MATERIAL FOR THIS TASK

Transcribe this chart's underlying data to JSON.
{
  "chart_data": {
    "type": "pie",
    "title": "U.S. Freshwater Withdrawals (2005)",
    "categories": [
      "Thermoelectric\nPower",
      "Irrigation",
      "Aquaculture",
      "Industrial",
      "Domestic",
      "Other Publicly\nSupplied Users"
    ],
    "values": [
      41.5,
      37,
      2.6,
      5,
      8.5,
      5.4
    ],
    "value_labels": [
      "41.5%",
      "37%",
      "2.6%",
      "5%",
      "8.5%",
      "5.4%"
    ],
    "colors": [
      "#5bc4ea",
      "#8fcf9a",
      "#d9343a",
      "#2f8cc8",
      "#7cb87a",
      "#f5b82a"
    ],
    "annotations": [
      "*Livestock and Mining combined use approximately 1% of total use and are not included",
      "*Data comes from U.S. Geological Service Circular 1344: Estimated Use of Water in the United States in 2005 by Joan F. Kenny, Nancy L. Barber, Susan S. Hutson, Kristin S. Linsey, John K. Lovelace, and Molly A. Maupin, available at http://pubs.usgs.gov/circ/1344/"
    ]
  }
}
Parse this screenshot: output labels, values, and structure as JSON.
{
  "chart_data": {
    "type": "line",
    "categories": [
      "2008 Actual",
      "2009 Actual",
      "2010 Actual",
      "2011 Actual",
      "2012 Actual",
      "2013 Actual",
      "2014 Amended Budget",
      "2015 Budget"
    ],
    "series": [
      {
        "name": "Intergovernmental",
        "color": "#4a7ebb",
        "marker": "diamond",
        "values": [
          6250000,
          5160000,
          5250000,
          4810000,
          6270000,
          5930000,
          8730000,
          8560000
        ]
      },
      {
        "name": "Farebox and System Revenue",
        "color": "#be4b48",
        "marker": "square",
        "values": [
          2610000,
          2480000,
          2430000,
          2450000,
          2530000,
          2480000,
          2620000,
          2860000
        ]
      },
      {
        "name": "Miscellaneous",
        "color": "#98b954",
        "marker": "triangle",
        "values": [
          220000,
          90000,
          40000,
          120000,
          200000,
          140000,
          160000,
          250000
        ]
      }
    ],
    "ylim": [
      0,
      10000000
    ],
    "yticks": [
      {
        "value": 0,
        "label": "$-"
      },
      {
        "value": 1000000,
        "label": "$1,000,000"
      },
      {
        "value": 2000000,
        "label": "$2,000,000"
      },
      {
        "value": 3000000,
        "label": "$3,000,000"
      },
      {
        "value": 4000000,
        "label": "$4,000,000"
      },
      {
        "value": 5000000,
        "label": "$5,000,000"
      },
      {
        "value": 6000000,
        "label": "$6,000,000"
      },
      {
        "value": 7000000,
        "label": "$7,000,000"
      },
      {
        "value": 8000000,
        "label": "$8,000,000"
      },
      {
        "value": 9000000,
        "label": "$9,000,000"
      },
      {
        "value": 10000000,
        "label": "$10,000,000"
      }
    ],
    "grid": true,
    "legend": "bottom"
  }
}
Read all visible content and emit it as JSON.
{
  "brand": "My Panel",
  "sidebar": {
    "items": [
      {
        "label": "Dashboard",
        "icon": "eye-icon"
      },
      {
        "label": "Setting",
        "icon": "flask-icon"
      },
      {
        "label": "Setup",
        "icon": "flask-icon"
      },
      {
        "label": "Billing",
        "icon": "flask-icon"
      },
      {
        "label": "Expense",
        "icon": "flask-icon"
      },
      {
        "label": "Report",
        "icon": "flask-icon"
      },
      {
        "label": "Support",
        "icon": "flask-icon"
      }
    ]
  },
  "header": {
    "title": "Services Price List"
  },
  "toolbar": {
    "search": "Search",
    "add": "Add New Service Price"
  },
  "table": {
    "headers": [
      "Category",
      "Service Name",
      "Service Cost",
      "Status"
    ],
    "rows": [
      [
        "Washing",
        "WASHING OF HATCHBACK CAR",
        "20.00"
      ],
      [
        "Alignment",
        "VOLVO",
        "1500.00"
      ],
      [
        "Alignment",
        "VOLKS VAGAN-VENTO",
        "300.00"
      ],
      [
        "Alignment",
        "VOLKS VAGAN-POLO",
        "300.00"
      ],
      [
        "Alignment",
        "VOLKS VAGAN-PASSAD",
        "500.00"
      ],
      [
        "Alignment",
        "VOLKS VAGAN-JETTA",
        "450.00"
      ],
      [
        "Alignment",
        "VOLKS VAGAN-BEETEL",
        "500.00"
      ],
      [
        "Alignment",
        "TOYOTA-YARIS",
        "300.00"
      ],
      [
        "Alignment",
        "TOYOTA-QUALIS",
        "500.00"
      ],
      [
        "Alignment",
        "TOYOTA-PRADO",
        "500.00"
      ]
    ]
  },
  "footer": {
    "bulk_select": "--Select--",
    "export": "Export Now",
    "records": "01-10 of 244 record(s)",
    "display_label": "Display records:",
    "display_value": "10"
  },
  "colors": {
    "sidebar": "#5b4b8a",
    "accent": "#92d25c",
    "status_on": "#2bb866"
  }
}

WRITTEN INSTRUCTION
Nothing should be changed: write out all of the data as is.

CORRECT OUTPUT
Transcribe this chart's underlying data to JSON.
{
  "chart_data": {
    "type": "pie",
    "title": "U.S. Freshwater Withdrawals (2005)",
    "categories": [
      "Thermoelectric\nPower",
      "Irrigation",
      "Aquaculture",
      "Industrial",
      "Domestic",
      "Other Publicly\nSupplied Users"
    ],
    "values": [
      41.5,
      37,
      2.6,
      5,
      8.5,
      5.4
    ],
    "value_labels": [
      "41.5%",
      "37%",
      "2.6%",
      "5%",
      "8.5%",
      "5.4%"
    ],
    "colors": [
      "#5bc4ea",
      "#8fcf9a",
      "#d9343a",
      "#2f8cc8",
      "#7cb87a",
      "#f5b82a"
    ],
    "annotations": [
      "*Livestock and Mining combined use approximately 1% of total use and are not included",
      "*Data comes from U.S. Geological Service Circular 1344: Estimated Use of Water in the United States in 2005 by Joan F. Kenny, Nancy L. Barber, Susan S. Hutson, Kristin S. Linsey, John K. Lovelace, and Molly A. Maupin, available at http://pubs.usgs.gov/circ/1344/"
    ]
  }
}
Parse this screenshot: output labels, values, and structure as JSON.
{
  "chart_data": {
    "type": "line",
    "categories": [
      "2008 Actual",
      "2009 Actual",
      "2010 Actual",
      "2011 Actual",
      "2012 Actual",
      "2013 Actual",
      "2014 Amended Budget",
      "2015 Budget"
    ],
    "series": [
      {
        "name": "Intergovernmental",
        "color": "#4a7ebb",
        "marker": "diamond",
        "values": [
          6250000,
          5160000,
          5250000,
          4810000,
          6270000,
          5930000,
          8730000,
          8560000
        ]
      },
      {
        "name": "Farebox and System Revenue",
        "color": "#be4b48",
        "marker": "square",
        "values": [
          2610000,
          2480000,
          2430000,
          2450000,
          2530000,
          2480000,
          2620000,
          2860000
        ]
      },
      {
        "name": "Miscellaneous",
        "color": "#98b954",
        "marker": "triangle",
        "values": [
          220000,
          90000,
          40000,
          120000,
          200000,
          140000,
          160000,
          250000
        ]
      }
    ],
    "ylim": [
      0,
      10000000
    ],
    "yticks": [
      {
        "value": 0,
        "label": "$-"
      },
      {
        "value": 1000000,
        "label": "$1,000,000"
      },
      {
        "value": 2000000,
        "label": "$2,000,000"
      },
      {
        "value": 3000000,
        "label": "$3,000,000"
      },
      {
        "value": 4000000,
        "label": "$4,000,000"
      },
      {
        "value": 5000000,
        "label": "$5,000,000"
      },
      {
        "value": 6000000,
        "label": "$6,000,000"
      },
      {
        "value": 7000000,
        "label": "$7,000,000"
      },
      {
        "value": 8000000,
        "label": "$8,000,000"
      },
      {
        "value": 9000000,
        "label": "$9,000,000"
      },
      {
        "value": 10000000,
        "label": "$10,000,000"
      }
    ],
    "grid": true,
    "legend": "bottom"
  }
}
Read all visible content and emit it as JSON.
{
  "brand": "My Panel",
  "sidebar": {
    "items": [
      {
        "label": "Dashboard",
        "icon": "eye-icon"
      },
      {
        "label": "Setting",
        "icon": "flask-icon"
      },
      {
        "label": "Setup",
        "icon": "flask-icon"
      },
      {
        "label": "Billing",
        "icon": "flask-icon"
      },
      {
        "label": "Expense",
        "icon": "flask-icon"
      },
      {
        "label": "Report",
        "icon": "flask-icon"
      },
      {
        "label": "Support",
        "icon": "flask-icon"
      }
    ]
  },
  "header": {
    "title": "Services Price List"
  },
  "toolbar": {
    "search": "Search",
    "add": "Add New Service Price"
  },
  "table": {
    "headers": [
      "Category",
      "Service Name",
      "Service Cost",
      "Status"
    ],
    "rows": [
      [
        "Washing",
        "WASHING OF HATCHBACK CAR",
        "20.00"
      ],
      [
        "Alignment",
        "VOLVO",
        "1500.00"
      ],
      [
        "Alignment",
        "VOLKS VAGAN-VENTO",
        "300.00"
      ],
      [
        "Alignment",
        "VOLKS VAGAN-POLO",
        "300.00"
      ],
      [
        "Alignment",
        "VOLKS VAGAN-PASSAD",
        "500.00"
      ],
      [
        "Alignment",
        "VOLKS VAGAN-JETTA",
        "450.00"
      ],
      [
        "Alignment",
        "VOLKS VAGAN-BEETEL",
        "500.00"
      ],
      [
        "Alignment",
        "TOYOTA-YARIS",
        "300.00"
      ],
      [
        "Alignment",
        "TOYOTA-QUALIS",
        "500.00"
      ],
      [
        "Alignment",
        "TOYOTA-PRADO",
        "500.00"
      ]
    ]
  },
  "footer": {
    "bulk_select": "--Select--",
    "export": "Export Now",
    "records": "01-10 of 244 record(s)",
    "display_label": "Display records:",
    "display_value": "10"
  },
  "colors": {
    "sidebar": "#5b4b8a",
    "accent": "#92d25c",
    "status_on": "#2bb866"
  }
}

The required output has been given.